São Paulo, domingo, 1 de setembro de 1996
Texto Anterior | Próximo Texto | Índice

A ansiedade da metrópole contemporânea

ESTHER HAMBURGER
ESPECIAL PARA A FOLHA

A metrópole contemporânea, caótica, saturada pelo trânsito, pela avalanche midiática, pelo ritmo insano das construções e demolições, desafia seus habitantes. Como reafirmar o sublime, como expressar o sagrado, como representar aquilo que é inexprimível, que vem da alma, em um universo tão fluído, efêmero, impessoal e superficial?
Nelson Brissac Peixoto se debruça sobre a ansiedade contemporânea de reencantamento do mundo. E o faz explorando sua fascinação pela relação entre o rosto e a paisagem, o detalhe e o plano grande, temática cara à arte moderna, mas que precisa ser reajustada para dar conta da situação de opacidade da paisagem e de hipervisibilidade do rosto na vida contemporânea.

____

**TAREFA PROPOSTA A**. As afirmações a seguir concordam com o texto sobre a ansiedade da metrópole contemporânea? Responda sim ou não a cada uma e cite literalmente as palavras do texto que decidem. (i) A metrópole contemporânea é saturada pelo trânsito. (ii) A relação entre o rosto e a paisagem é um tema alheio à arte moderna. (iii) Na vida contemporânea, a paisagem é hipervisível e o rosto é opaco.
**TAREFA PROPOSTA B**. Retome o texto sobre a ansiedade da metrópole contemporânea a partir da última frase apresentada.
A listagem que vem depois é um material independente do texto.

____

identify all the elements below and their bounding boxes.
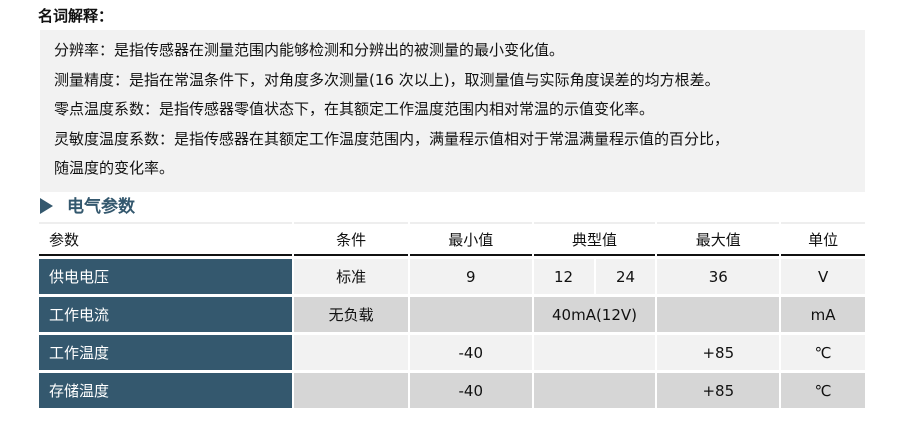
header-cell: 条件: [294, 222, 408, 256]
cell: 无负载: [294, 294, 408, 332]
cell: ℃: [781, 332, 865, 370]
electrical-params-table: 参数 条件 最小值 典型值 最大值 单位 供电电压 标准 9 12 24 36 …: [37, 222, 867, 408]
header-cell: 最小值: [409, 222, 532, 256]
header-cell: 最大值: [657, 222, 780, 256]
glossary-box: 分辨率：是指传感器在测量范围内能够检测和分辨出的被测量的最小变化值。 测量精度：…: [40, 30, 865, 192]
cell: mA: [781, 294, 865, 332]
triangle-right-icon: [40, 198, 53, 214]
cell: +85: [657, 370, 780, 408]
param-cell: 存储温度: [39, 370, 293, 408]
cell: V: [781, 256, 865, 294]
cell: 12: [533, 256, 594, 294]
cell: -40: [409, 332, 532, 370]
glossary-item: 测量精度：是指在常温条件下，对角度多次测量(16 次以上)，取测量值与实际角度误…: [54, 70, 720, 89]
glossary-item: 零点温度系数：是指传感器零值状态下，在其额定工作温度范围内相对常温的示值变化率。: [54, 100, 655, 118]
cell: 9: [409, 256, 532, 294]
header-cell: 参数: [39, 222, 293, 256]
param-cell: 工作温度: [39, 332, 293, 370]
header-cell: 典型值: [533, 222, 656, 256]
cell: [533, 332, 656, 370]
cell: 标准: [294, 256, 408, 294]
cell: [294, 332, 408, 370]
cell: [294, 370, 408, 408]
cell: [657, 294, 780, 332]
cell: +85: [657, 332, 780, 370]
table-row: 工作温度 -40 +85 ℃: [39, 332, 865, 370]
table-row: 存储温度 -40 +85 ℃: [39, 370, 865, 408]
glossary-item: 分辨率：是指传感器在测量范围内能够检测和分辨出的被测量的最小变化值。: [54, 41, 565, 59]
cell: 36: [657, 256, 780, 294]
section-heading: 电气参数: [40, 192, 135, 217]
table-row: 工作电流 无负载 40mA(12V) mA: [39, 294, 865, 332]
glossary-item: 随温度的变化率。: [54, 159, 175, 177]
cell: [533, 370, 656, 408]
header-cell: 单位: [781, 222, 865, 256]
section-title: 电气参数: [67, 197, 135, 217]
glossary-item: 灵敏度温度系数：是指传感器在其额定工作温度范围内，满量程示值相对于常温满量程示值…: [54, 129, 730, 148]
glossary-title: 名词解释：: [38, 7, 114, 25]
cell: ℃: [781, 370, 865, 408]
table-row: 供电电压 标准 9 12 24 36 V: [39, 256, 865, 294]
table-header: 参数 条件 最小值 典型值 最大值 单位: [39, 222, 865, 256]
cell: 40mA(12V): [533, 294, 656, 332]
param-cell: 供电电压: [39, 256, 293, 294]
cell: -40: [409, 370, 532, 408]
cell: [409, 294, 532, 332]
param-cell: 工作电流: [39, 294, 293, 332]
cell: 24: [595, 256, 656, 294]
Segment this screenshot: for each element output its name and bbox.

____

**RESPOSTA ESCRITA A**. (i) Sim: "saturada pelo trânsito". (ii) Não: "temática cara à arte moderna". (iii) Não: "opacidade da paisagem e de hipervisibilidade do rosto".

**RESPOSTA ESCRITA B**.
"Paisagens Urbanas", título do livro e do vídeo a serem lançados pelo autor no dia 4, no Museu Brasileiro de Escultura (apenas para convidados), trabalha o olhar sobre a cidade de diversos artistas, escultores, arquitetos, artistas plásticos, vídeo-makers.
Segundo o autor, "o objetivo tanto do livro quanto do vídeo é mostrar que podemos ter uma leitura que articule diferentes artistas aparentemente desconexos. E só na metrópole contemporânea esse diálogo pode aflorar". Aqui, "a cidade aparece como pretexto para discutir a relação com a arte, as implicações da superação do objeto pictórico".
Refletir sobre o urbano significou para Brissac uma aventura por meio da diversidade de suportes que caracteriza a própria cidade. É assim que o filósofo e professor do departamento de comunicação e semiótica da Pontifícia Universidade Católica de São Paulo (PUC-SP) se aventura no terreno de uma crítica de arte que não parte da obra individual de cada artista, mas ao contrário procura analisar as relações destas obras com o espaço e o fluxo de informações que lhe são contemporâneos.
E o faz por meio da escrita, no livro belamente composto e ilustrado, do vídeo, editado com extremo cuidado, sem narração em off -o que facilita o diálogo entre artistas, teóricos, obras e paisagens-, e da intervenção na cidade, na idealização e direção do "Arte/Cidade".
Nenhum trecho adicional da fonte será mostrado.